What you have to do: Each entry below is to be duplicated verbatim.
[start of Task material]
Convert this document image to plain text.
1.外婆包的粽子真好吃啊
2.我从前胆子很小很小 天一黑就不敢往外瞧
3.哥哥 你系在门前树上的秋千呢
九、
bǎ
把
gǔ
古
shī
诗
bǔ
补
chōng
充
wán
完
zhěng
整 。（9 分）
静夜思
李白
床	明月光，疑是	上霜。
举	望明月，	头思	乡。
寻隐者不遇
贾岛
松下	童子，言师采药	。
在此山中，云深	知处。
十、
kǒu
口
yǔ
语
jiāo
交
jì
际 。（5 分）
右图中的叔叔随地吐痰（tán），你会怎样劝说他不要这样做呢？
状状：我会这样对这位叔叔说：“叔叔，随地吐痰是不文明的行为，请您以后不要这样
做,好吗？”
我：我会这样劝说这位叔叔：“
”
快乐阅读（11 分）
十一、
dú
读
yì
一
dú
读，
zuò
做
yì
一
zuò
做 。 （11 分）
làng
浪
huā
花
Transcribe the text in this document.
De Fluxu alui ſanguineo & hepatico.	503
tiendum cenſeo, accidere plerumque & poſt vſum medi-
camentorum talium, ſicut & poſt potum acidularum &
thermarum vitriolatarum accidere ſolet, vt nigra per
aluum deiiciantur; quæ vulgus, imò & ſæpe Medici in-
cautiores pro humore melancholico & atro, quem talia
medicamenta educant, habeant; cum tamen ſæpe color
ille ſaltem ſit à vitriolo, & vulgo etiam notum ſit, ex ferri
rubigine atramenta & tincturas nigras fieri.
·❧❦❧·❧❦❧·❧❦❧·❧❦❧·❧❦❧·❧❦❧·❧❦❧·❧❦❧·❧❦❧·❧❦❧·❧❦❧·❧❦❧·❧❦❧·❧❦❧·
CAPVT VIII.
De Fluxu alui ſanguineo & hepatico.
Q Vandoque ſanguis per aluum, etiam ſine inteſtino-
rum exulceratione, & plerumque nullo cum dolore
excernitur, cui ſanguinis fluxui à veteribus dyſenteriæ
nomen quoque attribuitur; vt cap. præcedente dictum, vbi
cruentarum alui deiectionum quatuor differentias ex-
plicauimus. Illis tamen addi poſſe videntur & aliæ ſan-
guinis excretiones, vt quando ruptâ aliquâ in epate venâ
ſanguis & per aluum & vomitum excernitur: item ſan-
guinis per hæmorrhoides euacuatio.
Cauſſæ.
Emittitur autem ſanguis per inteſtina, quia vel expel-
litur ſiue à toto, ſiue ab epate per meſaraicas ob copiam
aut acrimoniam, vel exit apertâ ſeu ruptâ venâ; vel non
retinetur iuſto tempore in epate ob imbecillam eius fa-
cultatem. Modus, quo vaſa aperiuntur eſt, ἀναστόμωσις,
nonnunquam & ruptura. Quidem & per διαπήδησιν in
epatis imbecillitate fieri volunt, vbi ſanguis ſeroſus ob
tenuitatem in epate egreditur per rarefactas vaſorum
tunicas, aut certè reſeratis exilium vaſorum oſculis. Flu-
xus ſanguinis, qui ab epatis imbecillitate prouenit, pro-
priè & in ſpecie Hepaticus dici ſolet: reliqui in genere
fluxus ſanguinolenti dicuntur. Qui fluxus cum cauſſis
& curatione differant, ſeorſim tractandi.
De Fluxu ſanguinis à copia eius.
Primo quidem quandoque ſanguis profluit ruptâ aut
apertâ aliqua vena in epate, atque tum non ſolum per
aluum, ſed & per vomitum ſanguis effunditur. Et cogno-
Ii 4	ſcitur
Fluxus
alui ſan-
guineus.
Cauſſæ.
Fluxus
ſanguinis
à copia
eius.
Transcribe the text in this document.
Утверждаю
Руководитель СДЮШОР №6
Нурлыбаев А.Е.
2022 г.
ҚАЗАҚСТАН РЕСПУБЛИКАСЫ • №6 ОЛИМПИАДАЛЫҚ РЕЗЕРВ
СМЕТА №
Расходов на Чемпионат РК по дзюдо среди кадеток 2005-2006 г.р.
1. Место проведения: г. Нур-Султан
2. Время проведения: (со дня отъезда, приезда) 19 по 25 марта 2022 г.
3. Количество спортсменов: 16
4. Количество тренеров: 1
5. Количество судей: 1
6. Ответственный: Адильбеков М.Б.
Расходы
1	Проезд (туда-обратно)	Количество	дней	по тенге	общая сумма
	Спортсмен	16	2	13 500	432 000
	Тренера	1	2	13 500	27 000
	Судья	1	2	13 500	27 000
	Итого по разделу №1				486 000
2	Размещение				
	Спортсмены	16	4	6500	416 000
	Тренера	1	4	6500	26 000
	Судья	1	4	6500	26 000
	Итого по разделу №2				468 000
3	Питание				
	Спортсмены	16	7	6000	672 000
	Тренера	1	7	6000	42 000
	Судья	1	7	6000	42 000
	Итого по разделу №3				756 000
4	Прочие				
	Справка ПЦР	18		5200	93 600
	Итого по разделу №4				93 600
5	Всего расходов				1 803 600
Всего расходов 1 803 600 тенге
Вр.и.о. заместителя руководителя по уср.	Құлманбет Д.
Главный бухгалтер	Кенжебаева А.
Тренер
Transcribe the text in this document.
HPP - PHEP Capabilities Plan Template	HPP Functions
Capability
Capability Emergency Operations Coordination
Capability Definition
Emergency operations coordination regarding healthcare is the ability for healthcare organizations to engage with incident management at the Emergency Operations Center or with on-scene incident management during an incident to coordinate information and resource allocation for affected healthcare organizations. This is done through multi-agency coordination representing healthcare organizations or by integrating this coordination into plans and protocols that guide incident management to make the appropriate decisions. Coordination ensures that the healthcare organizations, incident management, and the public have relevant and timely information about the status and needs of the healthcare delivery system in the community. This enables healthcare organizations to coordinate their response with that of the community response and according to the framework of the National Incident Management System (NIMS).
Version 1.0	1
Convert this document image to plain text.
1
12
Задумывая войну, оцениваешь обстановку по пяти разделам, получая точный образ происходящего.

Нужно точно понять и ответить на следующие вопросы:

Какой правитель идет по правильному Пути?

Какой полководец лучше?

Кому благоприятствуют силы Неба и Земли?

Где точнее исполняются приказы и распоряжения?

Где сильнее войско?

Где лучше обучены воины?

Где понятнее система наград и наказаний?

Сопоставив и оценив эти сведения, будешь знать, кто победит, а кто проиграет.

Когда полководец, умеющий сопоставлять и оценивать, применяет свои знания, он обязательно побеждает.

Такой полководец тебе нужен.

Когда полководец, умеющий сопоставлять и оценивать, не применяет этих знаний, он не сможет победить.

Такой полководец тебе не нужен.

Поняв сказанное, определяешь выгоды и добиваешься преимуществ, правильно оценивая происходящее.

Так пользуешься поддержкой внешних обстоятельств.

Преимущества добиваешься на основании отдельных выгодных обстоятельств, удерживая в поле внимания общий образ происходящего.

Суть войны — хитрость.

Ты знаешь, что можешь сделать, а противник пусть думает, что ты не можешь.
[end of Task material]
Final result:
Convert this document image to plain text.
1.外婆包的粽子真好吃啊
2.我从前胆子很小很小 天一黑就不敢往外瞧
3.哥哥 你系在门前树上的秋千呢
九、
bǎ
把
gǔ
古
shī
诗
bǔ
补
chōng
充
wán
完
zhěng
整 。（9 分）
静夜思
李白
床	明月光，疑是	上霜。
举	望明月，	头思	乡。
寻隐者不遇
贾岛
松下	童子，言师采药	。
在此山中，云深	知处。
十、
kǒu
口
yǔ
语
jiāo
交
jì
际 。（5 分）
右图中的叔叔随地吐痰（tán），你会怎样劝说他不要这样做呢？
状状：我会这样对这位叔叔说：“叔叔，随地吐痰是不文明的行为，请您以后不要这样
做,好吗？”
我：我会这样劝说这位叔叔：“
”
快乐阅读（11 分）
十一、
dú
读
yì
一
dú
读，
zuò
做
yì
一
zuò
做 。 （11 分）
làng
浪
huā
花
Transcribe the text in this document.
De Fluxu alui ſanguineo & hepatico.	503
tiendum cenſeo, accidere plerumque & poſt vſum medi-
camentorum talium, ſicut & poſt potum acidularum &
thermarum vitriolatarum accidere ſolet, vt nigra per
aluum deiiciantur; quæ vulgus, imò & ſæpe Medici in-
cautiores pro humore melancholico & atro, quem talia
medicamenta educant, habeant; cum tamen ſæpe color
ille ſaltem ſit à vitriolo, & vulgo etiam notum ſit, ex ferri
rubigine atramenta & tincturas nigras fieri.
·❧❦❧·❧❦❧·❧❦❧·❧❦❧·❧❦❧·❧❦❧·❧❦❧·❧❦❧·❧❦❧·❧❦❧·❧❦❧·❧❦❧·❧❦❧·❧❦❧·
CAPVT VIII.
De Fluxu alui ſanguineo & hepatico.
Q Vandoque ſanguis per aluum, etiam ſine inteſtino-
rum exulceratione, & plerumque nullo cum dolore
excernitur, cui ſanguinis fluxui à veteribus dyſenteriæ
nomen quoque attribuitur; vt cap. præcedente dictum, vbi
cruentarum alui deiectionum quatuor differentias ex-
plicauimus. Illis tamen addi poſſe videntur & aliæ ſan-
guinis excretiones, vt quando ruptâ aliquâ in epate venâ
ſanguis & per aluum & vomitum excernitur: item ſan-
guinis per hæmorrhoides euacuatio.
Cauſſæ.
Emittitur autem ſanguis per inteſtina, quia vel expel-
litur ſiue à toto, ſiue ab epate per meſaraicas ob copiam
aut acrimoniam, vel exit apertâ ſeu ruptâ venâ; vel non
retinetur iuſto tempore in epate ob imbecillam eius fa-
cultatem. Modus, quo vaſa aperiuntur eſt, ἀναστόμωσις,
nonnunquam & ruptura. Quidem & per διαπήδησιν in
epatis imbecillitate fieri volunt, vbi ſanguis ſeroſus ob
tenuitatem in epate egreditur per rarefactas vaſorum
tunicas, aut certè reſeratis exilium vaſorum oſculis. Flu-
xus ſanguinis, qui ab epatis imbecillitate prouenit, pro-
priè & in ſpecie Hepaticus dici ſolet: reliqui in genere
fluxus ſanguinolenti dicuntur. Qui fluxus cum cauſſis
& curatione differant, ſeorſim tractandi.
De Fluxu ſanguinis à copia eius.
Primo quidem quandoque ſanguis profluit ruptâ aut
apertâ aliqua vena in epate, atque tum non ſolum per
aluum, ſed & per vomitum ſanguis effunditur. Et cogno-
Ii 4	ſcitur
Fluxus
alui ſan-
guineus.
Cauſſæ.
Fluxus
ſanguinis
à copia
eius.
Transcribe the text in this document.
Утверждаю
Руководитель СДЮШОР №6
Нурлыбаев А.Е.
2022 г.
ҚАЗАҚСТАН РЕСПУБЛИКАСЫ • №6 ОЛИМПИАДАЛЫҚ РЕЗЕРВ
СМЕТА №
Расходов на Чемпионат РК по дзюдо среди кадеток 2005-2006 г.р.
1. Место проведения: г. Нур-Султан
2. Время проведения: (со дня отъезда, приезда) 19 по 25 марта 2022 г.
3. Количество спортсменов: 16
4. Количество тренеров: 1
5. Количество судей: 1
6. Ответственный: Адильбеков М.Б.
Расходы
1	Проезд (туда-обратно)	Количество	дней	по тенге	общая сумма
	Спортсмен	16	2	13 500	432 000
	Тренера	1	2	13 500	27 000
	Судья	1	2	13 500	27 000
	Итого по разделу №1				486 000
2	Размещение				
	Спортсмены	16	4	6500	416 000
	Тренера	1	4	6500	26 000
	Судья	1	4	6500	26 000
	Итого по разделу №2				468 000
3	Питание				
	Спортсмены	16	7	6000	672 000
	Тренера	1	7	6000	42 000
	Судья	1	7	6000	42 000
	Итого по разделу №3				756 000
4	Прочие				
	Справка ПЦР	18		5200	93 600
	Итого по разделу №4				93 600
5	Всего расходов				1 803 600
Всего расходов 1 803 600 тенге
Вр.и.о. заместителя руководителя по уср.	Құлманбет Д.
Главный бухгалтер	Кенжебаева А.
Тренер
Transcribe the text in this document.
HPP - PHEP Capabilities Plan Template	HPP Functions
Capability
Capability Emergency Operations Coordination
Capability Definition
Emergency operations coordination regarding healthcare is the ability for healthcare organizations to engage with incident management at the Emergency Operations Center or with on-scene incident management during an incident to coordinate information and resource allocation for affected healthcare organizations. This is done through multi-agency coordination representing healthcare organizations or by integrating this coordination into plans and protocols that guide incident management to make the appropriate decisions. Coordination ensures that the healthcare organizations, incident management, and the public have relevant and timely information about the status and needs of the healthcare delivery system in the community. This enables healthcare organizations to coordinate their response with that of the community response and according to the framework of the National Incident Management System (NIMS).
Version 1.0	1
Convert this document image to plain text.
1
12
Задумывая войну, оцениваешь обстановку по пяти разделам, получая точный образ происходящего.

Нужно точно понять и ответить на следующие вопросы:

Какой правитель идет по правильному Пути?

Какой полководец лучше?

Кому благоприятствуют силы Неба и Земли?

Где точнее исполняются приказы и распоряжения?

Где сильнее войско?

Где лучше обучены воины?

Где понятнее система наград и наказаний?

Сопоставив и оценив эти сведения, будешь знать, кто победит, а кто проиграет.

Когда полководец, умеющий сопоставлять и оценивать, применяет свои знания, он обязательно побеждает.

Такой полководец тебе нужен.

Когда полководец, умеющий сопоставлять и оценивать, не применяет этих знаний, он не сможет победить.

Такой полководец тебе не нужен.

Поняв сказанное, определяешь выгоды и добиваешься преимуществ, правильно оценивая происходящее.

Так пользуешься поддержкой внешних обстоятельств.

Преимущества добиваешься на основании отдельных выгодных обстоятельств, удерживая в поле внимания общий образ происходящего.

Суть войны — хитрость.

Ты знаешь, что можешь сделать, а противник пусть думает, что ты не можешь.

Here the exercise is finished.